À la date de premier emploi revendiquée de la Marque, celle-ci créait de la confusion avec les marques de commerce à l’égard desquelles une demande d’enregistrement avait été antérieurement produite au Canada par l’Opposante ou ses prédécesseurs en titre, à savoir :

      ELASTOCLEAR: demande no 1185500;

ELASTOSHORE: demande no 1104231;

      ELASTOSTAB: demande no 1141816.

  1. En vertu de l’alinéa 38(2)d) de la Loi, la Marque de la Requérante n’est pas distinctive des Marchandises, eu égard à l’article 2 de la Loi, puisque :

a.         La Marque ne distingue pas véritablement les Marchandises de la Requérante des marchandises d’autres propriétaires, y compris l’Opposante, ni n’est adaptée à les distinguer ainsi;

b.        Par suite du transfert de la Marque, il subsistait des droits à l’emploi de la Marque chez deux ou plusieurs entités, et ces entités ont exercé ces droits concurremment, contrairement au paragraphe 48(2) de la Loi;

c.         L’emploi de la Marque échappe au régime de protection régissant l’emploi sous licence d’une marque de commerce au sens de l’article 50 de la Loi.

Extrait de données ::

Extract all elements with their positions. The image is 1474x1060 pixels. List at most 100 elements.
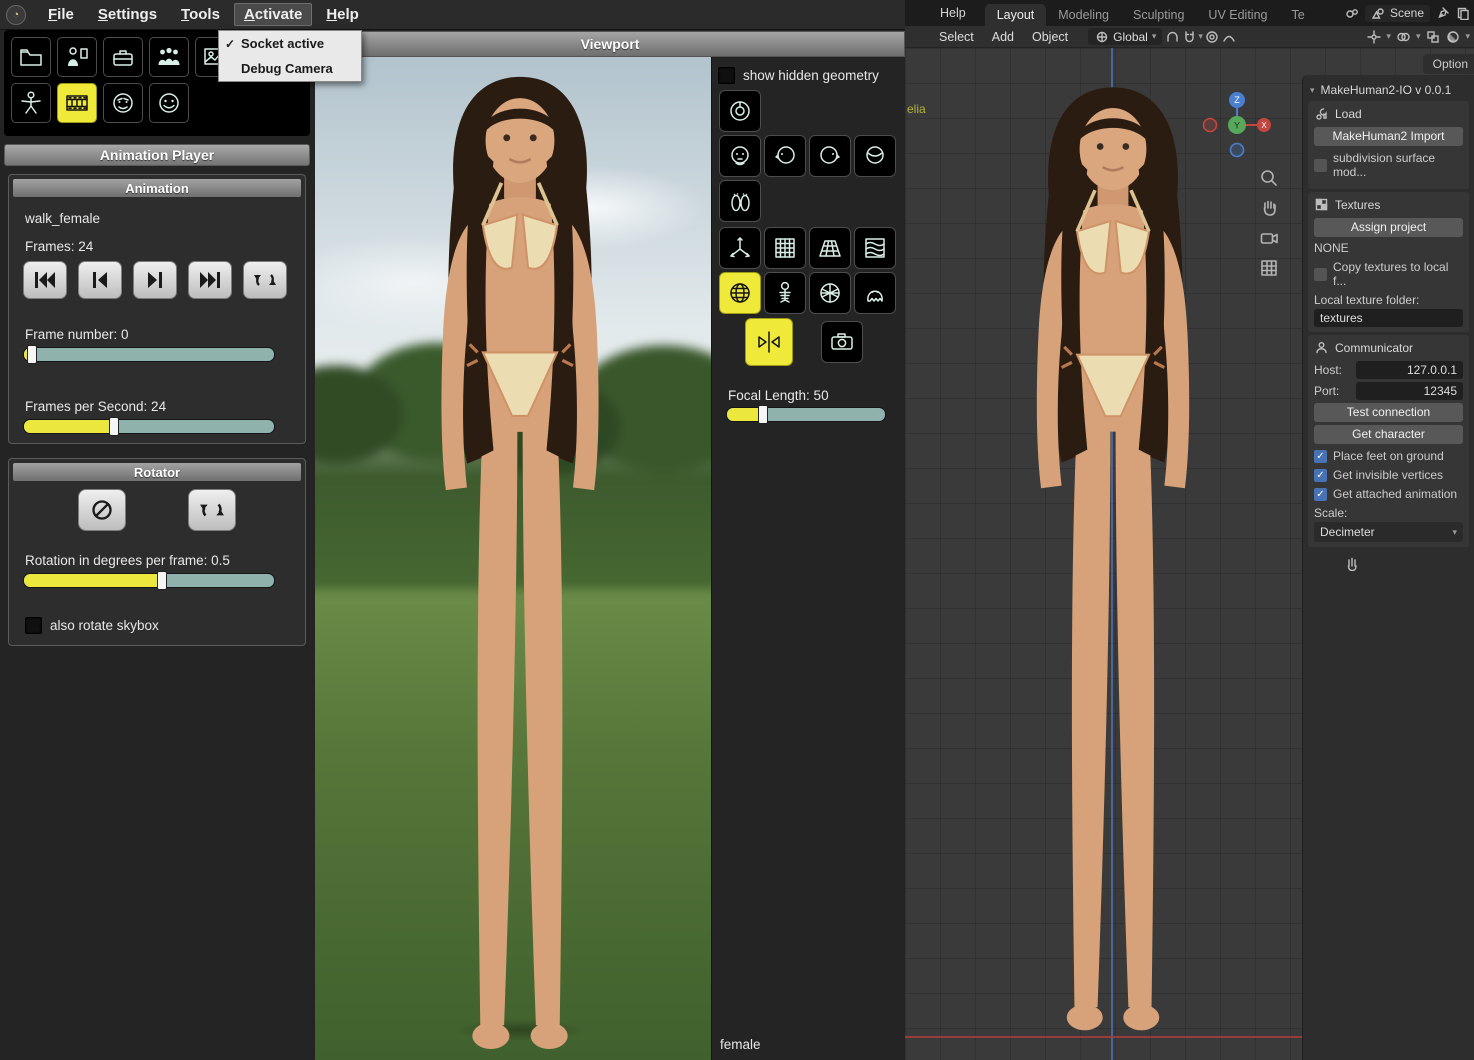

À faire ::
1. Recopie le texte sur l'opposition à la marque entre "À la date de" et "demande no 1141816.", ces deux passages compris.
2. Poursuis le texte sur l'opposition à la marque à partir de sa dernière phrase.

Réponses dans l'ordre ::
1.
À la date de premier emploi revendiquée de la Marque, celle-ci créait de la confusion avec les marques de commerce à l’égard desquelles une demande d’enregistrement avait été antérieurement produite au Canada par l’Opposante ou ses prédécesseurs en titre, à savoir :

      ELASTOCLEAR: demande no 1185500;

ELASTOSHORE: demande no 1104231;

      ELASTOSTAB: demande no 1141816.

2.
II Principes généraux applicables à tous les motifs d’opposition

 

Il incombe à la Requérante de démontrer que sa demande respecte les dispositions de la Loi, mais l’Opposante a toutefois le fardeau de preuve initial de produire suffisamment d’éléments de preuve recevables pouvant raisonnablement étayer la conclusion que les faits allégués à l’appui de chaque motif d’opposition existent. Une fois que l’Opposante s’est acquittée de ce fardeau initial, la Requérante doit encore prouver, selon la prépondérance des probabilités, que les motifs d’opposition soulevés ne devraient pas empêcher l’enregistrement de la Marque [voir Joseph E. Seagram & Sons Ltd. et al c. Seagram Real Estate Ltd., 3 C.P.R. (3d) 325, aux p. 329-330; John Labatt Ltd. c. Molson Companies Ltd., 30 C.P.R. (3d) 293 et Wrangler Apparel Corp. c. The Timberland Company, [2005] C.F. 722].

 

L’Opposante n’a produit aucun élément de preuve à l’appui des motifs d’opposition décrits au paragraphe 1 ci-dessus ni à l’appui des motifs d’opposition décrits aux alinéas 5b) et c). Quant au motif invoqué au paragraphe 5a), il n’est pas suffisamment plaidé et ne respecte donc pas le paragraphe 38(3) de la Loi. Par conséquent, tous ces motifs d’opposition sont rejetés.

 

III Les dates pertinentes

 

La date pertinente au regard de l’analyse des autres motifs d’opposition varie :

 

  L’enregistrabilité de la Marque en vertu de l’alinéa 12(1)d) de la Loi : la date de la décision du registraire [voir Park Avenue Furniture Corporation c. Wickes/Simmons Bedding Ltd. (1991), 37 C.P.R. (3d) 413, à la p. 424 (C.A.F.)];

  Le droit à l’enregistrement de la Marque, lorsque la demande est fondée sur l’emploi : la date de premier emploi alléguée dans la demande (mai 2004) [voir le para. 16(1) de la Loi].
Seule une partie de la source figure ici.